• SHORT PROBLEM: Filter the entries, keeping every line with the word "data".

• EXERCISE MATERIALS:
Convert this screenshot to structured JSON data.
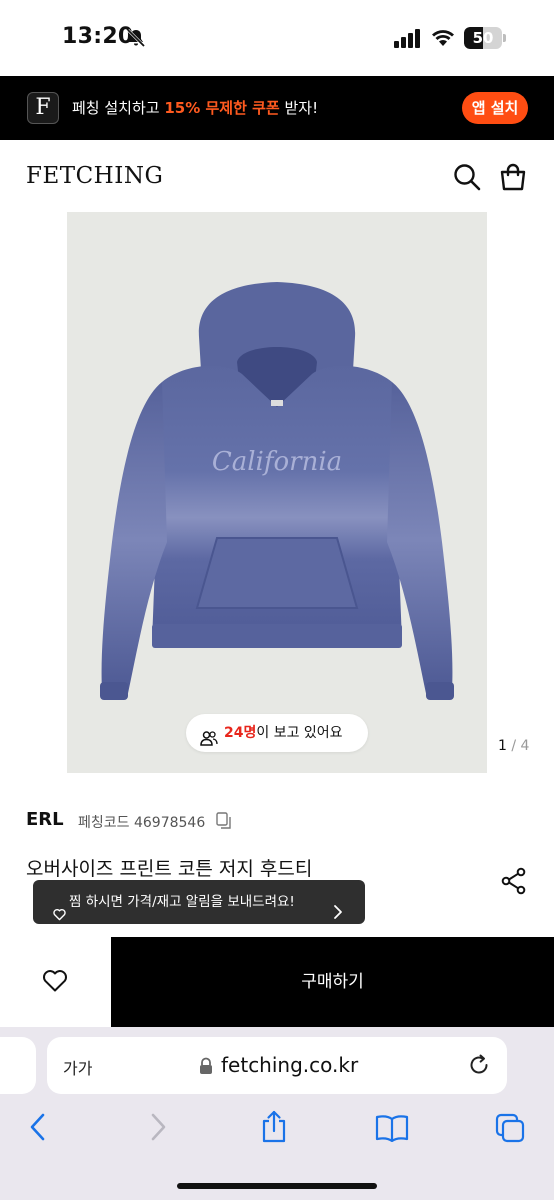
{
  "status_bar": {
    "time": "13:20",
    "battery": "50",
    "battery_level": 0.5
  },
  "promo": {
    "logo_letter": "F",
    "text_prefix": "페칭 설치하고 ",
    "highlight": "15% 무제한 쿠폰",
    "text_suffix": " 받자!",
    "button_label": "앱 설치",
    "accent_color": "#ff4d12"
  },
  "header": {
    "logo": "FETCHING",
    "icons": [
      "search-icon",
      "shopping-bag-icon"
    ]
  },
  "gallery": {
    "image_alt": "hoodie-product-photo",
    "print_text": "California",
    "viewer_count": "24명",
    "viewer_text": "이 보고 있어요",
    "page_current": "1",
    "page_separator": "/",
    "page_total": "4"
  },
  "product": {
    "brand": "ERL",
    "code_label": "페칭코드 46978546",
    "title": "오버사이즈 프린트 코튼 저지 후드티",
    "wish_tooltip": "찜 하시면 가격/재고 알림을 보내드려요!"
  },
  "actions": {
    "buy_label": "구매하기"
  },
  "safari": {
    "aa_label": "가가",
    "url": "fetching.co.kr",
    "toolbar": [
      "back-icon",
      "forward-icon",
      "share-icon",
      "bookmarks-icon",
      "tabs-icon"
    ]
  },
  "colors": {
    "accent": "#ff4d12",
    "viewer_highlight": "#e8261c",
    "ios_blue": "#1a73e8"
  }
}
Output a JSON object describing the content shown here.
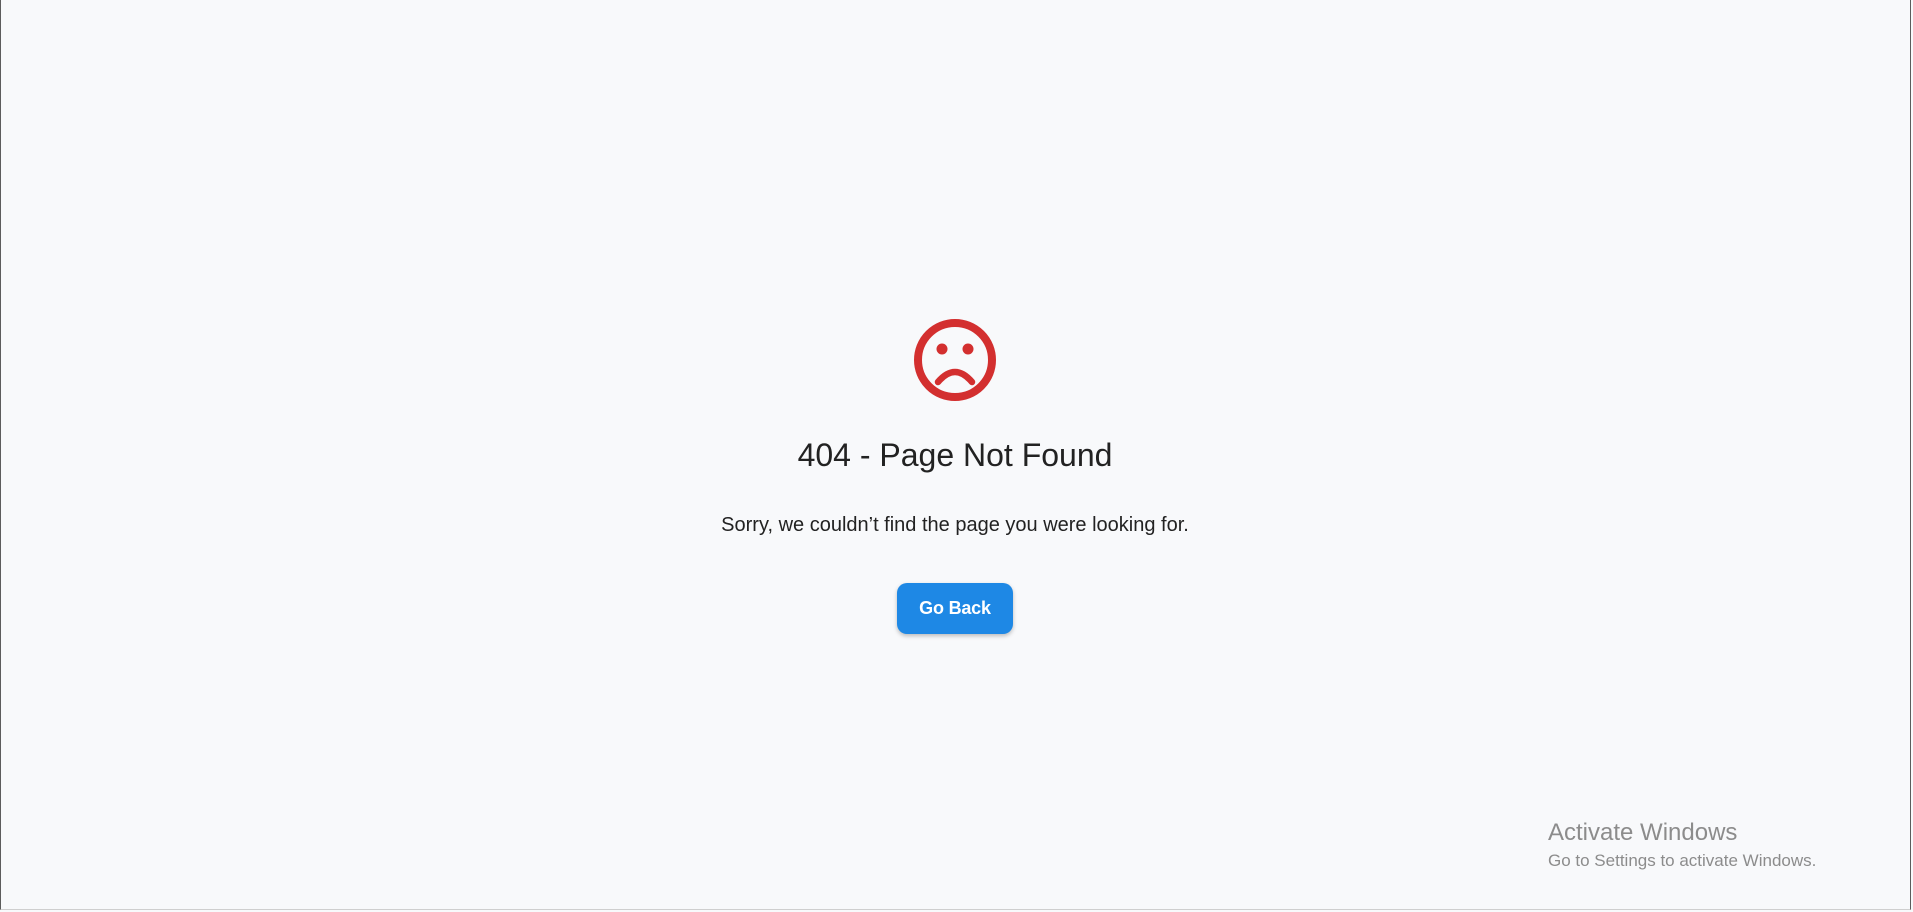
{
  "error_page": {
    "icon": "sad-face-icon",
    "title": "404 - Page Not Found",
    "message": "Sorry, we couldn’t find the page you were looking for.",
    "back_label": "Go Back"
  },
  "watermark": {
    "title": "Activate Windows",
    "subtitle": "Go to Settings to activate Windows."
  },
  "colors": {
    "background": "#f8f9fb",
    "icon": "#d32f2f",
    "button": "#1e88e5",
    "text": "#222222",
    "watermark": "#8c8c8c"
  }
}
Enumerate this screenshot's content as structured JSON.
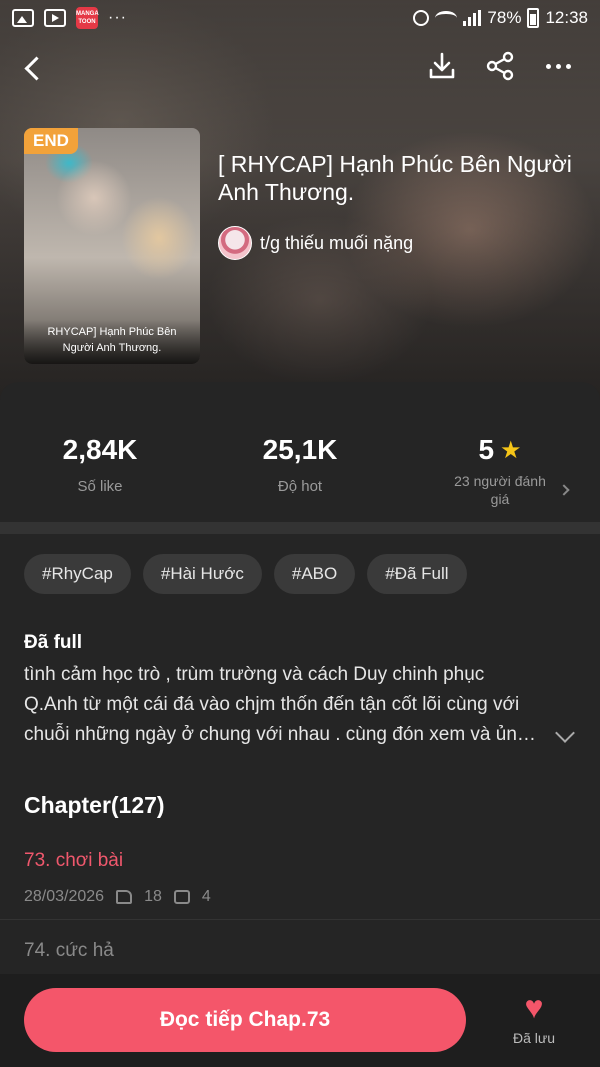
{
  "status_bar": {
    "battery": "78%",
    "time": "12:38",
    "manga_icon_text": "MANGA TOON",
    "overflow": "···"
  },
  "icons": {
    "back": "back-arrow-icon",
    "download": "download-icon",
    "share": "share-icon",
    "more": "more-icon",
    "star": "star-icon",
    "heart": "heart-icon"
  },
  "book": {
    "badge": "END",
    "cover_caption": "RHYCAP] Hạnh Phúc Bên Người Anh Thương.",
    "title": "[ RHYCAP] Hạnh Phúc Bên Người Anh Thương.",
    "author": "t/g thiếu muối nặng"
  },
  "stats": {
    "likes": {
      "value": "2,84K",
      "label": "Số like"
    },
    "hot": {
      "value": "25,1K",
      "label": "Độ hot"
    },
    "rating": {
      "value": "5",
      "label": "23 người đánh giá"
    }
  },
  "tags": [
    "#RhyCap",
    "#Hài Hước",
    "#ABO",
    "#Đã Full"
  ],
  "description": {
    "heading": "Đã full",
    "lines": [
      "tình cảm học trò , trùm trường và cách Duy chinh phục",
      "Q.Anh từ một cái đá vào chjm thốn đến tận cốt lõi cùng với",
      "chuỗi những ngày ở chung với nhau . cùng đón xem và ủng hộ"
    ]
  },
  "chapters": {
    "heading": "Chapter(127)",
    "items": [
      {
        "name": "73. chơi bài",
        "date": "28/03/2026",
        "likes": "18",
        "comments": "4"
      },
      {
        "name": "74. cức hả"
      }
    ]
  },
  "bottom": {
    "read_button": "Đọc tiếp Chap.73",
    "save_label": "Đã lưu"
  },
  "colors": {
    "accent": "#f4566a",
    "badge": "#f2a23a",
    "star": "#f5c518",
    "background": "#252525"
  }
}
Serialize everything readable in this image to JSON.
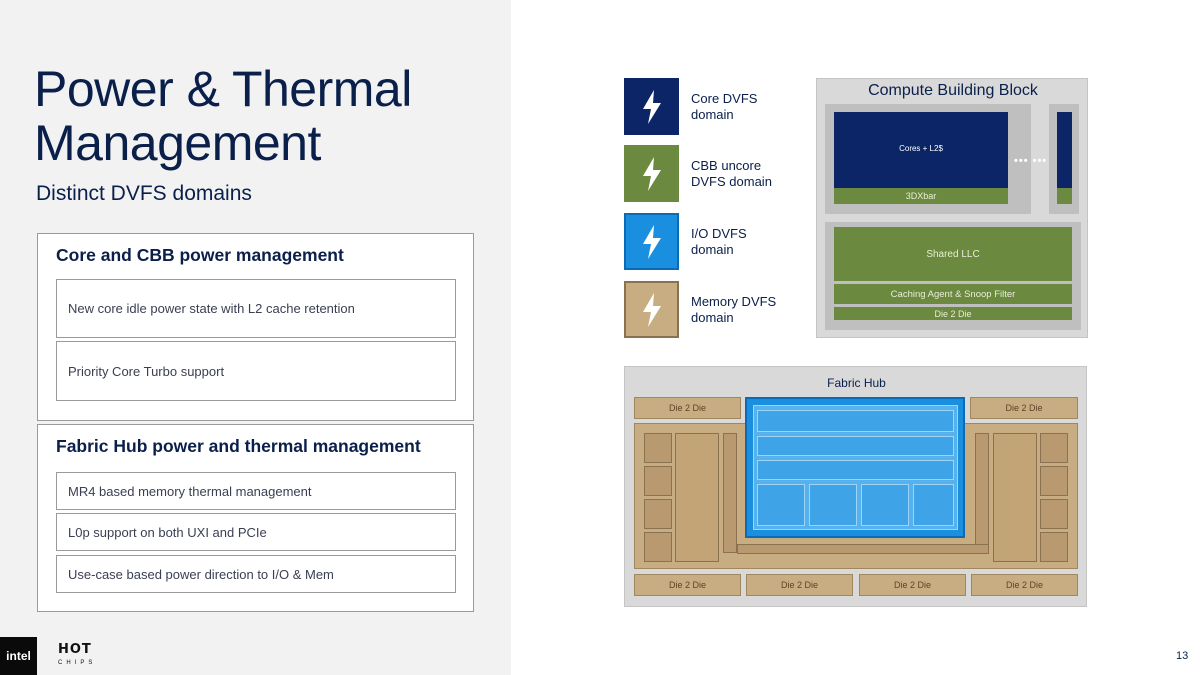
{
  "slide": {
    "title_line1": "Power & Thermal",
    "title_line2": "Management",
    "subtitle": "Distinct DVFS domains",
    "page_number": "13"
  },
  "sections": [
    {
      "heading": "Core and CBB power management",
      "items": [
        "New core idle power state with L2 cache retention",
        "Priority Core Turbo support"
      ]
    },
    {
      "heading": "Fabric Hub power and thermal management",
      "items": [
        "MR4 based memory thermal management",
        "L0p support on both UXI and PCIe",
        "Use-case based power direction to I/O & Mem"
      ]
    }
  ],
  "legend": [
    {
      "label_line1": "Core DVFS",
      "label_line2": "domain",
      "color": "#0b2566"
    },
    {
      "label_line1": "CBB uncore",
      "label_line2": "DVFS domain",
      "color": "#6b8a3f"
    },
    {
      "label_line1": "I/O DVFS",
      "label_line2": "domain",
      "color": "#1a8fe0"
    },
    {
      "label_line1": "Memory DVFS",
      "label_line2": "domain",
      "color": "#c9ad82"
    }
  ],
  "cbb": {
    "title": "Compute Building Block",
    "cores_label": "Cores + L2$",
    "xbar_label": "3DXbar",
    "dots": "••• •••",
    "llc_label": "Shared LLC",
    "caching_label": "Caching Agent & Snoop Filter",
    "d2d_label": "Die 2 Die"
  },
  "fabric_hub": {
    "title": "Fabric Hub",
    "d2d_top_left": "Die 2 Die",
    "d2d_top_right": "Die 2 Die",
    "d2d_bottom": [
      "Die 2 Die",
      "Die 2 Die",
      "Die 2 Die",
      "Die 2 Die"
    ]
  },
  "logos": {
    "intel": "intel",
    "hotchips_top": "HOT",
    "hotchips_bottom": "CHIPS"
  }
}
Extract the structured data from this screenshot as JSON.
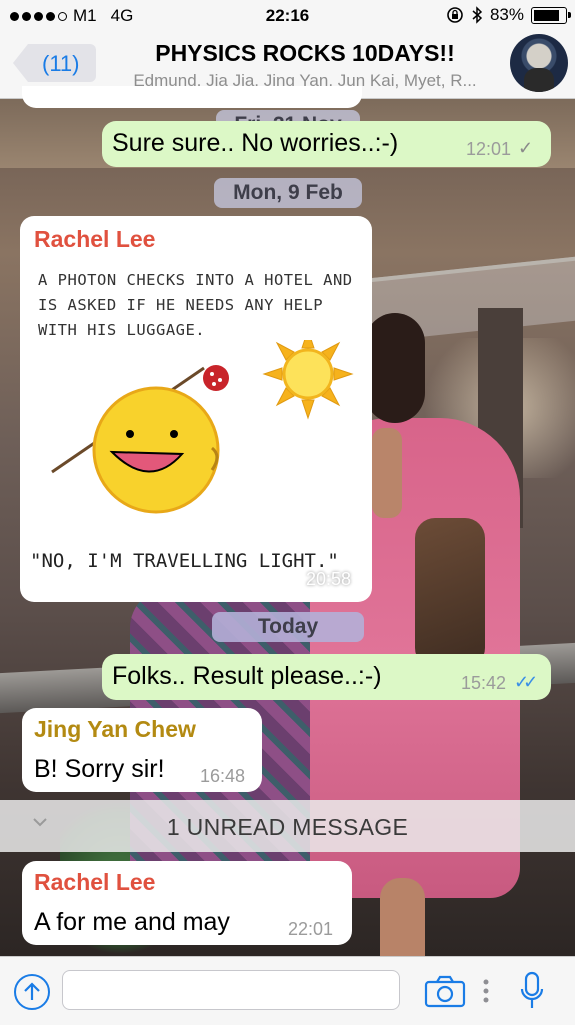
{
  "status_bar": {
    "carrier": "M1",
    "network": "4G",
    "time": "22:16",
    "battery": "83%",
    "battery_fraction": 0.83
  },
  "header": {
    "back_count": "(11)",
    "title": "PHYSICS ROCKS 10DAYS!!",
    "subtitle": "Edmund, Jia Jia, Jing Yan, Jun Kai, Myet, R..."
  },
  "date_pills": {
    "nov": "Fri, 21 Nov",
    "feb": "Mon, 9 Feb",
    "today": "Today"
  },
  "messages": {
    "m1": {
      "text": "Sure sure.. No worries..:-)",
      "time": "12:01",
      "ticks": "✓"
    },
    "m2": {
      "sender": "Rachel Lee",
      "comic_text": "A PHOTON CHECKS INTO A HOTEL AND IS ASKED IF HE NEEDS ANY HELP WITH HIS LUGGAGE.",
      "comic_caption": "\"NO, I'M TRAVELLING LIGHT.\"",
      "time": "20:58"
    },
    "m3": {
      "text": "Folks.. Result please..:-)",
      "time": "15:42",
      "ticks": "✓✓"
    },
    "m4": {
      "sender": "Jing Yan Chew",
      "text": "B! Sorry sir!",
      "time": "16:48"
    },
    "m5": {
      "sender": "Rachel Lee",
      "text": "A for me and may",
      "time": "22:01"
    }
  },
  "unread_divider": "1 UNREAD MESSAGE",
  "input": {
    "value": "",
    "placeholder": ""
  },
  "icons": {
    "back": "chevron-left-icon",
    "upload": "arrow-up-circle-icon",
    "camera": "camera-icon",
    "more": "more-vertical-icon",
    "mic": "microphone-icon"
  },
  "colors": {
    "accent": "#1a7ce6",
    "outgoing_bubble": "#dcf8c6",
    "incoming_bubble": "#ffffff",
    "rachel_name": "#e0513f",
    "jingyan_name": "#b38a12",
    "read_ticks": "#3b8fe6"
  }
}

• SOLUTION:
Convert this screenshot to structured JSON data.
Extract the structured data from this screenshot as JSON.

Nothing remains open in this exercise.